| Written request |
Output the lines from the start of the records up to and including the line containing "echo-point [128,314,131,317]" as a Markdown table, leaving out blank lines. Use two columns: Row for the row number and Line for the line itself.

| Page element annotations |
■ ■ ■
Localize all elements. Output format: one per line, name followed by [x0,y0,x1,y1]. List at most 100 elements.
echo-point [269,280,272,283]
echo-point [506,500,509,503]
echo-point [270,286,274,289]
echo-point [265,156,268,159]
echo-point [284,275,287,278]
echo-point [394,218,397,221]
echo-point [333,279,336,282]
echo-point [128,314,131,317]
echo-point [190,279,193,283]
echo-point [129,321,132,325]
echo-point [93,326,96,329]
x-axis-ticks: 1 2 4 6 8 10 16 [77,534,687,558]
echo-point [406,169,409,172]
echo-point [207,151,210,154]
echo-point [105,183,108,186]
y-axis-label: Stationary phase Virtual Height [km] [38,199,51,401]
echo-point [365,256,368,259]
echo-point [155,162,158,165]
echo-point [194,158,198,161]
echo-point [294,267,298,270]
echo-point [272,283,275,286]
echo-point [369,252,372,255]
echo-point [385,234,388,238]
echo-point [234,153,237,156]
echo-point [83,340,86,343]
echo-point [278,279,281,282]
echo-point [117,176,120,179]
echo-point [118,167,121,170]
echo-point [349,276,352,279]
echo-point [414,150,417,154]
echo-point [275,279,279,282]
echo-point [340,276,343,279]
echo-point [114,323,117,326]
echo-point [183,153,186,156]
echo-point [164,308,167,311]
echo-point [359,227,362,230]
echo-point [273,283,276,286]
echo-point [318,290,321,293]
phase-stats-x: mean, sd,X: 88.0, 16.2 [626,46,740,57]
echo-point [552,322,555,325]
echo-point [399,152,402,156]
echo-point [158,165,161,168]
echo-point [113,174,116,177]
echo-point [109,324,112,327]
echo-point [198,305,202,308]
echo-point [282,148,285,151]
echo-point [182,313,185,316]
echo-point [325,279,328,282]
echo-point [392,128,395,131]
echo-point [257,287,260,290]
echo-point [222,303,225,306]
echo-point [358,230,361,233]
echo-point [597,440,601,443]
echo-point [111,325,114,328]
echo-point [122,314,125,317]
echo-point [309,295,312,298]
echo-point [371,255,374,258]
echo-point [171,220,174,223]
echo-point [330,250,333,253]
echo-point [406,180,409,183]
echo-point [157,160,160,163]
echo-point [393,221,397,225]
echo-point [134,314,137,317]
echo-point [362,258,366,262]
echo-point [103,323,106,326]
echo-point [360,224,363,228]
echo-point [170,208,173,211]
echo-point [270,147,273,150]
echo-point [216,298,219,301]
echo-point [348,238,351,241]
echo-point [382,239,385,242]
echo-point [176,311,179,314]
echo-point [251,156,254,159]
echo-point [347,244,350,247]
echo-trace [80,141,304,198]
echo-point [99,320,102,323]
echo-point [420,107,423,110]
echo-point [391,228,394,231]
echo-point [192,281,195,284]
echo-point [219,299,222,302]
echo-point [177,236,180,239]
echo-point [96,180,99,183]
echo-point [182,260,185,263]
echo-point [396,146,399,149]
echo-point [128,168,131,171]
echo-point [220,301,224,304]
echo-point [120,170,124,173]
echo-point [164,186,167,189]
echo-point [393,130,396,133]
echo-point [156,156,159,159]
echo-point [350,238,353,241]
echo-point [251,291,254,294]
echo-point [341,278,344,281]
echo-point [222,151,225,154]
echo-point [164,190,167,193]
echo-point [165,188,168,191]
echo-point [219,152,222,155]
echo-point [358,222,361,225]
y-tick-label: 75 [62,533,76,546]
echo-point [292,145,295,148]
■ ■ ■
| Complete output |
| Row | Line |
|---|---|
| 1 | Localize all elements. Output format: one per line, name followed by [x0,y0,x1,y1]. List at most 100 elements. |
| 2 | echo-point [269,280,272,283] |
| 3 | echo-point [506,500,509,503] |
| 4 | echo-point [270,286,274,289] |
| 5 | echo-point [265,156,268,159] |
| 6 | echo-point [284,275,287,278] |
| 7 | echo-point [394,218,397,221] |
| 8 | echo-point [333,279,336,282] |
| 9 | echo-point [128,314,131,317] |